====== Records to process ======

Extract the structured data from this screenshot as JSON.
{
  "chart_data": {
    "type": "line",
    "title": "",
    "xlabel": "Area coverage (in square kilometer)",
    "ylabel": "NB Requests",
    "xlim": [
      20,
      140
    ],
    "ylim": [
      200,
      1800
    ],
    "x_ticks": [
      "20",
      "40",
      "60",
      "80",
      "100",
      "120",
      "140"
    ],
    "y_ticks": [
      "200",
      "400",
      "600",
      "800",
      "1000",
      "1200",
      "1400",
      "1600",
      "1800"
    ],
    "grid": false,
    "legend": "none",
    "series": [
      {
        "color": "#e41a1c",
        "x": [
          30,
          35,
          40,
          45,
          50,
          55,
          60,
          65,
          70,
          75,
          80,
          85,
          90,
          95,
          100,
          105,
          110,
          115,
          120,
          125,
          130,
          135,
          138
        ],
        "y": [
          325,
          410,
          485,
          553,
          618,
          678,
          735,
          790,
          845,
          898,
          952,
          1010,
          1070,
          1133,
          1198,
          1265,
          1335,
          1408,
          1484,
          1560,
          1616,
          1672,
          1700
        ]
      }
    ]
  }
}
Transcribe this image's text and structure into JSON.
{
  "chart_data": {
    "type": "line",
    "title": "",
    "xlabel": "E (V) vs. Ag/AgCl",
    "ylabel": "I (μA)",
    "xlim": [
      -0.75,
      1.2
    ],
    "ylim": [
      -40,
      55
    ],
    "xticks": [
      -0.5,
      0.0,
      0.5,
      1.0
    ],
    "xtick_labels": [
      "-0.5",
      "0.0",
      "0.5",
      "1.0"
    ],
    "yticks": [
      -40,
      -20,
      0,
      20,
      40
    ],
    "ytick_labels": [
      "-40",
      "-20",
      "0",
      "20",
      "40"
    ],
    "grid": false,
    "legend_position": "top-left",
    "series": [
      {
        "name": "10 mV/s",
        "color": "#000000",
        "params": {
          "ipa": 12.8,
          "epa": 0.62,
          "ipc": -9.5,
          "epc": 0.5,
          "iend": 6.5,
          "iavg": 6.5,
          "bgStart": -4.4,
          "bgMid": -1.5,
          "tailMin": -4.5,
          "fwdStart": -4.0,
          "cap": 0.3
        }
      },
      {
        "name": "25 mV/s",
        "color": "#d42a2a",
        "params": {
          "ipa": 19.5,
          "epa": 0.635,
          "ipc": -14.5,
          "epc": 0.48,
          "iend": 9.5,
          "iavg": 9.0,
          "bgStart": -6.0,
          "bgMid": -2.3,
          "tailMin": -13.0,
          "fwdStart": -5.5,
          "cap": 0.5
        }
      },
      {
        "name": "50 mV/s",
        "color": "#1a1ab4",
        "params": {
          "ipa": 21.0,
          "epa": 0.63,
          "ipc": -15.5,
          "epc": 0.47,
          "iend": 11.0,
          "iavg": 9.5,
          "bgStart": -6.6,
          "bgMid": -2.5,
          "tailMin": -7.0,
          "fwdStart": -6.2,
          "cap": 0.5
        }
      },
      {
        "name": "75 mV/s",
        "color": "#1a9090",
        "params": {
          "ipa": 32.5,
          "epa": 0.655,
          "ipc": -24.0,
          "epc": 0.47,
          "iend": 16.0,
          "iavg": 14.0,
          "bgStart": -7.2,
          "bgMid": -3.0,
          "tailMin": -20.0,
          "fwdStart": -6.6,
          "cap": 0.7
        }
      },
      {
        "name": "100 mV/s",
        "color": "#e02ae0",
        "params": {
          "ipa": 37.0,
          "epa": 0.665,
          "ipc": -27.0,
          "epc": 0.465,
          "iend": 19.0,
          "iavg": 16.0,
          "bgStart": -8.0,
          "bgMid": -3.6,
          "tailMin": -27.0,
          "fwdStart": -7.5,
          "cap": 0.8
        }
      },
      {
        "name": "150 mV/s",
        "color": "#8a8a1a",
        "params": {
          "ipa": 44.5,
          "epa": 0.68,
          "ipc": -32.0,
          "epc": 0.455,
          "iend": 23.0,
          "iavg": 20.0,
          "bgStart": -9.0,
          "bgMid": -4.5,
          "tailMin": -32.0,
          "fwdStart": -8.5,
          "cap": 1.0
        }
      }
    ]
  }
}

======

* [Task instructions] Copy every record exactly, with nothing added or dropped.

* [Task result]
Extract the structured data from this screenshot as JSON.
{
  "chart_data": {
    "type": "line",
    "title": "",
    "xlabel": "Area coverage (in square kilometer)",
    "ylabel": "NB Requests",
    "xlim": [
      20,
      140
    ],
    "ylim": [
      200,
      1800
    ],
    "x_ticks": [
      "20",
      "40",
      "60",
      "80",
      "100",
      "120",
      "140"
    ],
    "y_ticks": [
      "200",
      "400",
      "600",
      "800",
      "1000",
      "1200",
      "1400",
      "1600",
      "1800"
    ],
    "grid": false,
    "legend": "none",
    "series": [
      {
        "color": "#e41a1c",
        "x": [
          30,
          35,
          40,
          45,
          50,
          55,
          60,
          65,
          70,
          75,
          80,
          85,
          90,
          95,
          100,
          105,
          110,
          115,
          120,
          125,
          130,
          135,
          138
        ],
        "y": [
          325,
          410,
          485,
          553,
          618,
          678,
          735,
          790,
          845,
          898,
          952,
          1010,
          1070,
          1133,
          1198,
          1265,
          1335,
          1408,
          1484,
          1560,
          1616,
          1672,
          1700
        ]
      }
    ]
  }
}
Transcribe this image's text and structure into JSON.
{
  "chart_data": {
    "type": "line",
    "title": "",
    "xlabel": "E (V) vs. Ag/AgCl",
    "ylabel": "I (μA)",
    "xlim": [
      -0.75,
      1.2
    ],
    "ylim": [
      -40,
      55
    ],
    "xticks": [
      -0.5,
      0.0,
      0.5,
      1.0
    ],
    "xtick_labels": [
      "-0.5",
      "0.0",
      "0.5",
      "1.0"
    ],
    "yticks": [
      -40,
      -20,
      0,
      20,
      40
    ],
    "ytick_labels": [
      "-40",
      "-20",
      "0",
      "20",
      "40"
    ],
    "grid": false,
    "legend_position": "top-left",
    "series": [
      {
        "name": "10 mV/s",
        "color": "#000000",
        "params": {
          "ipa": 12.8,
          "epa": 0.62,
          "ipc": -9.5,
          "epc": 0.5,
          "iend": 6.5,
          "iavg": 6.5,
          "bgStart": -4.4,
          "bgMid": -1.5,
          "tailMin": -4.5,
          "fwdStart": -4.0,
          "cap": 0.3
        }
      },
      {
        "name": "25 mV/s",
        "color": "#d42a2a",
        "params": {
          "ipa": 19.5,
          "epa": 0.635,
          "ipc": -14.5,
          "epc": 0.48,
          "iend": 9.5,
          "iavg": 9.0,
          "bgStart": -6.0,
          "bgMid": -2.3,
          "tailMin": -13.0,
          "fwdStart": -5.5,
          "cap": 0.5
        }
      },
      {
        "name": "50 mV/s",
        "color": "#1a1ab4",
        "params": {
          "ipa": 21.0,
          "epa": 0.63,
          "ipc": -15.5,
          "epc": 0.47,
          "iend": 11.0,
          "iavg": 9.5,
          "bgStart": -6.6,
          "bgMid": -2.5,
          "tailMin": -7.0,
          "fwdStart": -6.2,
          "cap": 0.5
        }
      },
      {
        "name": "75 mV/s",
        "color": "#1a9090",
        "params": {
          "ipa": 32.5,
          "epa": 0.655,
          "ipc": -24.0,
          "epc": 0.47,
          "iend": 16.0,
          "iavg": 14.0,
          "bgStart": -7.2,
          "bgMid": -3.0,
          "tailMin": -20.0,
          "fwdStart": -6.6,
          "cap": 0.7
        }
      },
      {
        "name": "100 mV/s",
        "color": "#e02ae0",
        "params": {
          "ipa": 37.0,
          "epa": 0.665,
          "ipc": -27.0,
          "epc": 0.465,
          "iend": 19.0,
          "iavg": 16.0,
          "bgStart": -8.0,
          "bgMid": -3.6,
          "tailMin": -27.0,
          "fwdStart": -7.5,
          "cap": 0.8
        }
      },
      {
        "name": "150 mV/s",
        "color": "#8a8a1a",
        "params": {
          "ipa": 44.5,
          "epa": 0.68,
          "ipc": -32.0,
          "epc": 0.455,
          "iend": 23.0,
          "iavg": 20.0,
          "bgStart": -9.0,
          "bgMid": -4.5,
          "tailMin": -32.0,
          "fwdStart": -8.5,
          "cap": 1.0
        }
      }
    ]
  }
}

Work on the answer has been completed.